WHAT IS EXPECTED → The required output is the exact sequence of lines from the line holding "Decode this image" to the end of the records, inclusive.

## Begin RECORDS FOR THIS TASK

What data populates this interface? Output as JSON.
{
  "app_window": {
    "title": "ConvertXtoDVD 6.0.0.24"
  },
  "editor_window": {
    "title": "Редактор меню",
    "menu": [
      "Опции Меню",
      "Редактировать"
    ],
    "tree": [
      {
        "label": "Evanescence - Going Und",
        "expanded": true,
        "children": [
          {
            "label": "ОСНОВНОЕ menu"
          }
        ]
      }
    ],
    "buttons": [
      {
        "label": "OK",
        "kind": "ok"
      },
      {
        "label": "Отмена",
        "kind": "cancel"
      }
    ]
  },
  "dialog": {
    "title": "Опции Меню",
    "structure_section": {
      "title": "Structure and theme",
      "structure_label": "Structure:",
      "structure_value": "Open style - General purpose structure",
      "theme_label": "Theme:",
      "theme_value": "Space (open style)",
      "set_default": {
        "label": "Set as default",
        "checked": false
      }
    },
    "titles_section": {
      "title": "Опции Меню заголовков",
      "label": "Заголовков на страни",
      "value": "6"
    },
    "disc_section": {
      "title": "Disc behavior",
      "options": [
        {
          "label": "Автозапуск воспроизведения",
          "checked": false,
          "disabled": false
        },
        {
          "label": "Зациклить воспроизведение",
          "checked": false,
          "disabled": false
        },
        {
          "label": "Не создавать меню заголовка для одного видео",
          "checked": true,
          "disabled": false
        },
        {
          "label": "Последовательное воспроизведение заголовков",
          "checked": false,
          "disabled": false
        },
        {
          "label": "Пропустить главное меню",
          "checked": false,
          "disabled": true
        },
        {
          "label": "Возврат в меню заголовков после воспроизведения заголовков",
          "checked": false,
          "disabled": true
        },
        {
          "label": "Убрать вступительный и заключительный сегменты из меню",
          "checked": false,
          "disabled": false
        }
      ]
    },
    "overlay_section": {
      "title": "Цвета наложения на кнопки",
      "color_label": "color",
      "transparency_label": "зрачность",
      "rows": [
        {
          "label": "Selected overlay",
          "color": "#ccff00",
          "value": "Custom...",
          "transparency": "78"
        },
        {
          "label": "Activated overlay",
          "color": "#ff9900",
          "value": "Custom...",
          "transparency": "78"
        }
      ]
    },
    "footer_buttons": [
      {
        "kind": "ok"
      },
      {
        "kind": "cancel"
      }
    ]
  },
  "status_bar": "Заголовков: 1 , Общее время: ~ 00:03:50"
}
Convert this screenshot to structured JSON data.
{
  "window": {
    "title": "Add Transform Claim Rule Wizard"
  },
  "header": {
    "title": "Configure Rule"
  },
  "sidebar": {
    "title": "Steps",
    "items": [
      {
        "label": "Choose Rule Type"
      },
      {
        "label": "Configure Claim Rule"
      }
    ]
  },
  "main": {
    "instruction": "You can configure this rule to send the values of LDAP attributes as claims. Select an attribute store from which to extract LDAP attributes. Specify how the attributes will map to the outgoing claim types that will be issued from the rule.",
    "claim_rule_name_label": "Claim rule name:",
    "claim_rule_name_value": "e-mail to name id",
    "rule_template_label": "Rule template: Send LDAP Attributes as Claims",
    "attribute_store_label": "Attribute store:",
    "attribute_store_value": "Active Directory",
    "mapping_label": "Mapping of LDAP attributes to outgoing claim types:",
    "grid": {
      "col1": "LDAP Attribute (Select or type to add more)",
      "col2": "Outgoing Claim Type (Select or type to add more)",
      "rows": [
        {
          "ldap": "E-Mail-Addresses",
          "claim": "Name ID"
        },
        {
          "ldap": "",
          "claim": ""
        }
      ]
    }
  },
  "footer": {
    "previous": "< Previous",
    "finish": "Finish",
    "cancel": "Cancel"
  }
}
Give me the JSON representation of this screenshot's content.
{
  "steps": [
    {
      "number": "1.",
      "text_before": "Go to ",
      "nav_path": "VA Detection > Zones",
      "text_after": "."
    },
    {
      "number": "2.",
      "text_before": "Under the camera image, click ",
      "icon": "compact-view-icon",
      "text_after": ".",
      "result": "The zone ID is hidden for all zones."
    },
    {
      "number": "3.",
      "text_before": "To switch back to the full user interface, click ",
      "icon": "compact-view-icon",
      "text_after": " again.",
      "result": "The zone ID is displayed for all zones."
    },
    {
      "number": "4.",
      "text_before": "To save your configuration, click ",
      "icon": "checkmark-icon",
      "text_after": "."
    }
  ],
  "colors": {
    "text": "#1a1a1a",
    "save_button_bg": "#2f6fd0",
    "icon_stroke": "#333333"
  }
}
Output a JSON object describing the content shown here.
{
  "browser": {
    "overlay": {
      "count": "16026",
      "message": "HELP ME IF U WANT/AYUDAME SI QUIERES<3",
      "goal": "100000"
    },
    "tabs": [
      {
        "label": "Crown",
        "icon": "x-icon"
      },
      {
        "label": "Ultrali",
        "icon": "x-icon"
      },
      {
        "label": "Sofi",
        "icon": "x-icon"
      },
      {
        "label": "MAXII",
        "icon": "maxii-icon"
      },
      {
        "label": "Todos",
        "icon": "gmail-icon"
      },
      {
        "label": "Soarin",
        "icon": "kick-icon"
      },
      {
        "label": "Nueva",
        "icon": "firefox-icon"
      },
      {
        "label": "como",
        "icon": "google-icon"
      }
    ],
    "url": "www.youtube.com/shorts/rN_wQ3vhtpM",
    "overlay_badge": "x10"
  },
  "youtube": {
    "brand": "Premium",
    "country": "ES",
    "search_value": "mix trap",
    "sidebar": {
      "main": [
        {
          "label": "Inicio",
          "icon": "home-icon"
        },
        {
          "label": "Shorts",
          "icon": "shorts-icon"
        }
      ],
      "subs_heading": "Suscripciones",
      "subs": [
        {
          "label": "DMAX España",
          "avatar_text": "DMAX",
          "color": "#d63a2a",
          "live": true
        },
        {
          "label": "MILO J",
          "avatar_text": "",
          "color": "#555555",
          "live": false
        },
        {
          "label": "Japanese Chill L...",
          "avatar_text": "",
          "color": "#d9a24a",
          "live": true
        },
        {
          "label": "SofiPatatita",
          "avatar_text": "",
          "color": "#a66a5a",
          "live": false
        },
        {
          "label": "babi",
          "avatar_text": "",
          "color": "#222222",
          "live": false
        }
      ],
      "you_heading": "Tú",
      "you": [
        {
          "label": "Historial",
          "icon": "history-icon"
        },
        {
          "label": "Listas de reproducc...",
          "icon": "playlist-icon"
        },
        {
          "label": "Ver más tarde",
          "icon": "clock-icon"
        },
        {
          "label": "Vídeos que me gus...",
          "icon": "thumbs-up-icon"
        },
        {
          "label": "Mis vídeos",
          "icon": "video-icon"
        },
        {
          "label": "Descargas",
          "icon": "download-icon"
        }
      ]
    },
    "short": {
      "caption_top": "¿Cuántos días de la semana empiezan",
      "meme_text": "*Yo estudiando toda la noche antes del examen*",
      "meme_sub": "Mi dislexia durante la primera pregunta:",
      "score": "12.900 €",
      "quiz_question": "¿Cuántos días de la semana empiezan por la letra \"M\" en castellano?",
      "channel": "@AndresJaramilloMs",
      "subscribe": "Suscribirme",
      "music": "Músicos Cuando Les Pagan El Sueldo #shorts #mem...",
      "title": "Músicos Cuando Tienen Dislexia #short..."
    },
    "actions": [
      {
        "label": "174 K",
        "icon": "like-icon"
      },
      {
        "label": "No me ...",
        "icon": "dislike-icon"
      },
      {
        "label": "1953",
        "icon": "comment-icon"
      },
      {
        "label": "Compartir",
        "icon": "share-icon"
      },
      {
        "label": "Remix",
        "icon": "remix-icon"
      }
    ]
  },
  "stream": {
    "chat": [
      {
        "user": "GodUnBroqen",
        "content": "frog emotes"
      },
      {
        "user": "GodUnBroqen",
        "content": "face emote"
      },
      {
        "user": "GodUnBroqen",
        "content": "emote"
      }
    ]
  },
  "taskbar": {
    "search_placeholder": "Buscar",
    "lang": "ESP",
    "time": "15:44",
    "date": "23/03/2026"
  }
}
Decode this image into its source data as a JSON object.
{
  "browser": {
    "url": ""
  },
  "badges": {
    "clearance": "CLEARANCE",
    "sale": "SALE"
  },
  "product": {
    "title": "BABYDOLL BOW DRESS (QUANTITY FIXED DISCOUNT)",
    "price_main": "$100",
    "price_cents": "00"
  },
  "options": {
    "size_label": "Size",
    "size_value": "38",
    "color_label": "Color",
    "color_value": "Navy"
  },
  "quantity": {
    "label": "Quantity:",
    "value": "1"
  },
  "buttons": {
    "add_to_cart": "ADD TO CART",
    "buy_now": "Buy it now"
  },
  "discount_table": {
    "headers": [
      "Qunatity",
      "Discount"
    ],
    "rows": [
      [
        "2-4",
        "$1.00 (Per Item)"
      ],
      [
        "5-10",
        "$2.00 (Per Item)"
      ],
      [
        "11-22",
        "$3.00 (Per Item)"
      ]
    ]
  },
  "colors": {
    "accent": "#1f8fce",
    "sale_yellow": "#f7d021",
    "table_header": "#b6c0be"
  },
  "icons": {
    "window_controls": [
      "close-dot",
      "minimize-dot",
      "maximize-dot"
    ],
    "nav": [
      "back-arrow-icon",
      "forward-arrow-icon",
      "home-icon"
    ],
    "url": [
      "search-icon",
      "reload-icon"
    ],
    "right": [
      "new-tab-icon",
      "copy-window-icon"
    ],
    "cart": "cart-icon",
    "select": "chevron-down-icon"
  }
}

## End RECORDS FOR THIS TASK

FINAL RESULT →
Decode this image into its source data as a JSON object.
{
  "browser": {
    "url": ""
  },
  "badges": {
    "clearance": "CLEARANCE",
    "sale": "SALE"
  },
  "product": {
    "title": "BABYDOLL BOW DRESS (QUANTITY FIXED DISCOUNT)",
    "price_main": "$100",
    "price_cents": "00"
  },
  "options": {
    "size_label": "Size",
    "size_value": "38",
    "color_label": "Color",
    "color_value": "Navy"
  },
  "quantity": {
    "label": "Quantity:",
    "value": "1"
  },
  "buttons": {
    "add_to_cart": "ADD TO CART",
    "buy_now": "Buy it now"
  },
  "discount_table": {
    "headers": [
      "Qunatity",
      "Discount"
    ],
    "rows": [
      [
        "2-4",
        "$1.00 (Per Item)"
      ],
      [
        "5-10",
        "$2.00 (Per Item)"
      ],
      [
        "11-22",
        "$3.00 (Per Item)"
      ]
    ]
  },
  "colors": {
    "accent": "#1f8fce",
    "sale_yellow": "#f7d021",
    "table_header": "#b6c0be"
  },
  "icons": {
    "window_controls": [
      "close-dot",
      "minimize-dot",
      "maximize-dot"
    ],
    "nav": [
      "back-arrow-icon",
      "forward-arrow-icon",
      "home-icon"
    ],
    "url": [
      "search-icon",
      "reload-icon"
    ],
    "right": [
      "new-tab-icon",
      "copy-window-icon"
    ],
    "cart": "cart-icon",
    "select": "chevron-down-icon"
  }
}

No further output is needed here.